Print the listing as it stands, omitting all images.

→ **Record list**:

○ ○ ○ ○ ○ ○ ○

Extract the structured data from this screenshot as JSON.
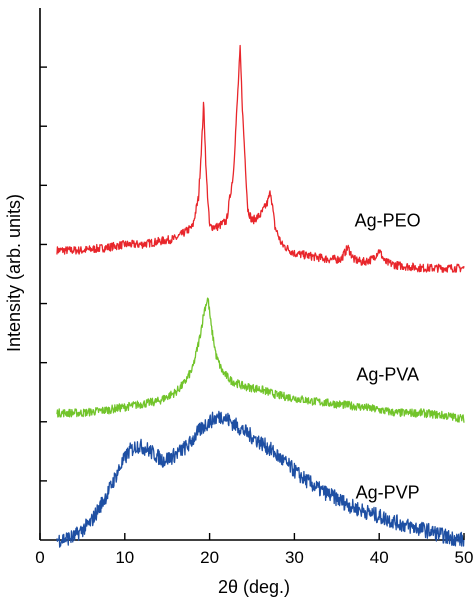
{
  "chart_data": {
    "type": "line",
    "title": "",
    "xlabel": "2θ (deg.)",
    "ylabel": "Intensity (arb. units)",
    "xlim": [
      0,
      50
    ],
    "ylim": [
      0,
      9
    ],
    "x_ticks": [
      0,
      10,
      20,
      30,
      40,
      50
    ],
    "x_tick_labels": [
      "0",
      "10",
      "20",
      "30",
      "40",
      "50"
    ],
    "y_tick_labels_shown": false,
    "y_ticks": [
      1,
      2,
      3,
      4,
      5,
      6,
      7,
      8
    ],
    "grid": false,
    "legend": "none",
    "series": [
      {
        "name": "Ag-PEO",
        "color": "#e8262b",
        "x": [
          2,
          5,
          8,
          10,
          12,
          14,
          16,
          17,
          18,
          18.7,
          19.1,
          19.3,
          19.6,
          20,
          21,
          22,
          22.8,
          23.3,
          23.6,
          23.9,
          24.5,
          25,
          26,
          26.4,
          26.8,
          27.2,
          27.7,
          28.5,
          30,
          32,
          34,
          35.5,
          36.3,
          37,
          38,
          39.2,
          40,
          40.7,
          42,
          45,
          48,
          50
        ],
        "y": [
          4.9,
          4.9,
          4.95,
          5.0,
          5.0,
          5.05,
          5.1,
          5.2,
          5.3,
          5.8,
          6.8,
          7.4,
          6.2,
          5.3,
          5.3,
          5.4,
          6.2,
          7.5,
          8.3,
          7.2,
          5.6,
          5.4,
          5.5,
          5.6,
          5.7,
          5.9,
          5.3,
          5.0,
          4.85,
          4.8,
          4.75,
          4.75,
          4.95,
          4.75,
          4.7,
          4.75,
          4.9,
          4.7,
          4.65,
          4.6,
          4.6,
          4.6
        ]
      },
      {
        "name": "Ag-PVA",
        "color": "#72c42b",
        "x": [
          2,
          5,
          8,
          10,
          12,
          14,
          16,
          17,
          18,
          18.8,
          19.4,
          19.8,
          20.2,
          20.8,
          21.5,
          22.5,
          24,
          26,
          28,
          30,
          32,
          35,
          38,
          40,
          42,
          45,
          48,
          50
        ],
        "y": [
          2.15,
          2.15,
          2.2,
          2.25,
          2.3,
          2.35,
          2.5,
          2.65,
          2.9,
          3.4,
          3.9,
          4.1,
          3.6,
          3.1,
          2.85,
          2.7,
          2.6,
          2.55,
          2.45,
          2.4,
          2.35,
          2.3,
          2.25,
          2.2,
          2.15,
          2.15,
          2.1,
          2.05
        ]
      },
      {
        "name": "Ag-PVP",
        "color": "#1e4fa3",
        "x": [
          2,
          4,
          6,
          8,
          9.5,
          10.5,
          11.5,
          12.5,
          13.5,
          14.5,
          15.5,
          16.5,
          17.5,
          18.5,
          19.5,
          20.5,
          21.5,
          22.5,
          23.5,
          25,
          27,
          29,
          31,
          33,
          35,
          37,
          40,
          43,
          46,
          48,
          50
        ],
        "y": [
          0,
          0.05,
          0.3,
          0.8,
          1.25,
          1.5,
          1.6,
          1.55,
          1.45,
          1.35,
          1.4,
          1.5,
          1.6,
          1.8,
          1.95,
          2.05,
          2.1,
          2.0,
          1.9,
          1.75,
          1.55,
          1.3,
          1.05,
          0.85,
          0.7,
          0.55,
          0.4,
          0.25,
          0.15,
          0.05,
          0.0
        ]
      }
    ],
    "annotations": [
      {
        "text": "Ag-PEO",
        "x": 41,
        "y": 5.3
      },
      {
        "text": "Ag-PVA",
        "x": 41,
        "y": 2.7
      },
      {
        "text": "Ag-PVP",
        "x": 41,
        "y": 0.7
      }
    ]
  }
}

○ ○ ○ ○ ○ ○ ○

→ **Solution to this problem**:
Extract the structured data from this screenshot as JSON.
{
  "chart_data": {
    "type": "line",
    "title": "",
    "xlabel": "2θ (deg.)",
    "ylabel": "Intensity (arb. units)",
    "xlim": [
      0,
      50
    ],
    "ylim": [
      0,
      9
    ],
    "x_ticks": [
      0,
      10,
      20,
      30,
      40,
      50
    ],
    "x_tick_labels": [
      "0",
      "10",
      "20",
      "30",
      "40",
      "50"
    ],
    "y_tick_labels_shown": false,
    "y_ticks": [
      1,
      2,
      3,
      4,
      5,
      6,
      7,
      8
    ],
    "grid": false,
    "legend": "none",
    "series": [
      {
        "name": "Ag-PEO",
        "color": "#e8262b",
        "x": [
          2,
          5,
          8,
          10,
          12,
          14,
          16,
          17,
          18,
          18.7,
          19.1,
          19.3,
          19.6,
          20,
          21,
          22,
          22.8,
          23.3,
          23.6,
          23.9,
          24.5,
          25,
          26,
          26.4,
          26.8,
          27.2,
          27.7,
          28.5,
          30,
          32,
          34,
          35.5,
          36.3,
          37,
          38,
          39.2,
          40,
          40.7,
          42,
          45,
          48,
          50
        ],
        "y": [
          4.9,
          4.9,
          4.95,
          5.0,
          5.0,
          5.05,
          5.1,
          5.2,
          5.3,
          5.8,
          6.8,
          7.4,
          6.2,
          5.3,
          5.3,
          5.4,
          6.2,
          7.5,
          8.3,
          7.2,
          5.6,
          5.4,
          5.5,
          5.6,
          5.7,
          5.9,
          5.3,
          5.0,
          4.85,
          4.8,
          4.75,
          4.75,
          4.95,
          4.75,
          4.7,
          4.75,
          4.9,
          4.7,
          4.65,
          4.6,
          4.6,
          4.6
        ]
      },
      {
        "name": "Ag-PVA",
        "color": "#72c42b",
        "x": [
          2,
          5,
          8,
          10,
          12,
          14,
          16,
          17,
          18,
          18.8,
          19.4,
          19.8,
          20.2,
          20.8,
          21.5,
          22.5,
          24,
          26,
          28,
          30,
          32,
          35,
          38,
          40,
          42,
          45,
          48,
          50
        ],
        "y": [
          2.15,
          2.15,
          2.2,
          2.25,
          2.3,
          2.35,
          2.5,
          2.65,
          2.9,
          3.4,
          3.9,
          4.1,
          3.6,
          3.1,
          2.85,
          2.7,
          2.6,
          2.55,
          2.45,
          2.4,
          2.35,
          2.3,
          2.25,
          2.2,
          2.15,
          2.15,
          2.1,
          2.05
        ]
      },
      {
        "name": "Ag-PVP",
        "color": "#1e4fa3",
        "x": [
          2,
          4,
          6,
          8,
          9.5,
          10.5,
          11.5,
          12.5,
          13.5,
          14.5,
          15.5,
          16.5,
          17.5,
          18.5,
          19.5,
          20.5,
          21.5,
          22.5,
          23.5,
          25,
          27,
          29,
          31,
          33,
          35,
          37,
          40,
          43,
          46,
          48,
          50
        ],
        "y": [
          0,
          0.05,
          0.3,
          0.8,
          1.25,
          1.5,
          1.6,
          1.55,
          1.45,
          1.35,
          1.4,
          1.5,
          1.6,
          1.8,
          1.95,
          2.05,
          2.1,
          2.0,
          1.9,
          1.75,
          1.55,
          1.3,
          1.05,
          0.85,
          0.7,
          0.55,
          0.4,
          0.25,
          0.15,
          0.05,
          0.0
        ]
      }
    ],
    "annotations": [
      {
        "text": "Ag-PEO",
        "x": 41,
        "y": 5.3
      },
      {
        "text": "Ag-PVA",
        "x": 41,
        "y": 2.7
      },
      {
        "text": "Ag-PVP",
        "x": 41,
        "y": 0.7
      }
    ]
  }
}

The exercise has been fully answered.